__Material provided__:

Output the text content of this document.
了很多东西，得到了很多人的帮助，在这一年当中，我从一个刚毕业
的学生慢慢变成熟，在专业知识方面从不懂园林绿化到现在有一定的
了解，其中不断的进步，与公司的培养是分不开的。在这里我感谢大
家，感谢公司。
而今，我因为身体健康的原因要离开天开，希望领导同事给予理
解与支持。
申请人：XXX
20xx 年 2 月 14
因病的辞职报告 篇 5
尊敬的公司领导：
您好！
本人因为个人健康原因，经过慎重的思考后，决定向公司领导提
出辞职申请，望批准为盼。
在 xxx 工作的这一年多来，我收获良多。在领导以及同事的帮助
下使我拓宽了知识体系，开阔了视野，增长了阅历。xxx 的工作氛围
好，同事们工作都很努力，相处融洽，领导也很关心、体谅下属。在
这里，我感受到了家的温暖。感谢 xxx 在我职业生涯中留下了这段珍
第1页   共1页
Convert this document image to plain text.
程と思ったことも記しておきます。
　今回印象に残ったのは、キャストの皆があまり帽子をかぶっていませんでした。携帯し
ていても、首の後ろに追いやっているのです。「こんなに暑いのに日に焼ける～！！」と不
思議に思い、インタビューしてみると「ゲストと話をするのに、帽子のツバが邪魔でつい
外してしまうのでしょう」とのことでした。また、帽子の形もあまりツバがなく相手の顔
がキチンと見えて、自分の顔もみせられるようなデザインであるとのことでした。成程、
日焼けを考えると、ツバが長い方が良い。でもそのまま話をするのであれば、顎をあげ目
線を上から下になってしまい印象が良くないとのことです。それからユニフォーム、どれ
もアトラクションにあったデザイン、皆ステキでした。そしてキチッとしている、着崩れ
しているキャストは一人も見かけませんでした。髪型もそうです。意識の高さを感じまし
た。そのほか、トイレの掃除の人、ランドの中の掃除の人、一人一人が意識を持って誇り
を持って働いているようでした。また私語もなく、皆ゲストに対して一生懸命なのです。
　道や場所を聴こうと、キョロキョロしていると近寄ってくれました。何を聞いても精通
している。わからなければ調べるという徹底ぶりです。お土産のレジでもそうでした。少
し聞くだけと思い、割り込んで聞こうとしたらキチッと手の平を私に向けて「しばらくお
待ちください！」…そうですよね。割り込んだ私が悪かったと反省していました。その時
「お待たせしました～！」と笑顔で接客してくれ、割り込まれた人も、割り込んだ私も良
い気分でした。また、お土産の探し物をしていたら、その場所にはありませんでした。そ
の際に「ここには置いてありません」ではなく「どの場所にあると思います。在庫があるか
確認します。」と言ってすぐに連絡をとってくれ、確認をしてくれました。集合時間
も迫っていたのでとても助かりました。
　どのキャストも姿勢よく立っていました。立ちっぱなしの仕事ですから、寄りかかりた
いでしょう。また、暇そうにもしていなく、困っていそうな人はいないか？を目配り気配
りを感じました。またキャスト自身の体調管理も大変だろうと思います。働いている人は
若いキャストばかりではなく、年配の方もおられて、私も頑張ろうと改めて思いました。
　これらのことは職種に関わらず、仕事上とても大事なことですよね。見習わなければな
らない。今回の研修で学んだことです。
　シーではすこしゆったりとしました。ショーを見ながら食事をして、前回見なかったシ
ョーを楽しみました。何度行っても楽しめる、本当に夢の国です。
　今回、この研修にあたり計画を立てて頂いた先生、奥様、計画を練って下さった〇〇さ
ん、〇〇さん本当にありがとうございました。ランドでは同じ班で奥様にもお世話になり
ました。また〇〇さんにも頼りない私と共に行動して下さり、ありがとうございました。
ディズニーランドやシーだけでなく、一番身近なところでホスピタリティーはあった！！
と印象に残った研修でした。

__Stated goal__:
Transcribe all entries exactly as they are given.

__Solution to this problem__:
Output the text content of this document.
了很多东西，得到了很多人的帮助，在这一年当中，我从一个刚毕业
的学生慢慢变成熟，在专业知识方面从不懂园林绿化到现在有一定的
了解，其中不断的进步，与公司的培养是分不开的。在这里我感谢大
家，感谢公司。
而今，我因为身体健康的原因要离开天开，希望领导同事给予理
解与支持。
申请人：XXX
20xx 年 2 月 14
因病的辞职报告 篇 5
尊敬的公司领导：
您好！
本人因为个人健康原因，经过慎重的思考后，决定向公司领导提
出辞职申请，望批准为盼。
在 xxx 工作的这一年多来，我收获良多。在领导以及同事的帮助
下使我拓宽了知识体系，开阔了视野，增长了阅历。xxx 的工作氛围
好，同事们工作都很努力，相处融洽，领导也很关心、体谅下属。在
这里，我感受到了家的温暖。感谢 xxx 在我职业生涯中留下了这段珍
第1页   共1页
Convert this document image to plain text.
程と思ったことも記しておきます。
　今回印象に残ったのは、キャストの皆があまり帽子をかぶっていませんでした。携帯し
ていても、首の後ろに追いやっているのです。「こんなに暑いのに日に焼ける～！！」と不
思議に思い、インタビューしてみると「ゲストと話をするのに、帽子のツバが邪魔でつい
外してしまうのでしょう」とのことでした。また、帽子の形もあまりツバがなく相手の顔
がキチンと見えて、自分の顔もみせられるようなデザインであるとのことでした。成程、
日焼けを考えると、ツバが長い方が良い。でもそのまま話をするのであれば、顎をあげ目
線を上から下になってしまい印象が良くないとのことです。それからユニフォーム、どれ
もアトラクションにあったデザイン、皆ステキでした。そしてキチッとしている、着崩れ
しているキャストは一人も見かけませんでした。髪型もそうです。意識の高さを感じまし
た。そのほか、トイレの掃除の人、ランドの中の掃除の人、一人一人が意識を持って誇り
を持って働いているようでした。また私語もなく、皆ゲストに対して一生懸命なのです。
　道や場所を聴こうと、キョロキョロしていると近寄ってくれました。何を聞いても精通
している。わからなければ調べるという徹底ぶりです。お土産のレジでもそうでした。少
し聞くだけと思い、割り込んで聞こうとしたらキチッと手の平を私に向けて「しばらくお
待ちください！」…そうですよね。割り込んだ私が悪かったと反省していました。その時
「お待たせしました～！」と笑顔で接客してくれ、割り込まれた人も、割り込んだ私も良
い気分でした。また、お土産の探し物をしていたら、その場所にはありませんでした。そ
の際に「ここには置いてありません」ではなく「どの場所にあると思います。在庫があるか
確認します。」と言ってすぐに連絡をとってくれ、確認をしてくれました。集合時間
も迫っていたのでとても助かりました。
　どのキャストも姿勢よく立っていました。立ちっぱなしの仕事ですから、寄りかかりた
いでしょう。また、暇そうにもしていなく、困っていそうな人はいないか？を目配り気配
りを感じました。またキャスト自身の体調管理も大変だろうと思います。働いている人は
若いキャストばかりではなく、年配の方もおられて、私も頑張ろうと改めて思いました。
　これらのことは職種に関わらず、仕事上とても大事なことですよね。見習わなければな
らない。今回の研修で学んだことです。
　シーではすこしゆったりとしました。ショーを見ながら食事をして、前回見なかったシ
ョーを楽しみました。何度行っても楽しめる、本当に夢の国です。
　今回、この研修にあたり計画を立てて頂いた先生、奥様、計画を練って下さった〇〇さ
ん、〇〇さん本当にありがとうございました。ランドでは同じ班で奥様にもお世話になり
ました。また〇〇さんにも頼りない私と共に行動して下さり、ありがとうございました。
ディズニーランドやシーだけでなく、一番身近なところでホスピタリティーはあった！！
と印象に残った研修でした。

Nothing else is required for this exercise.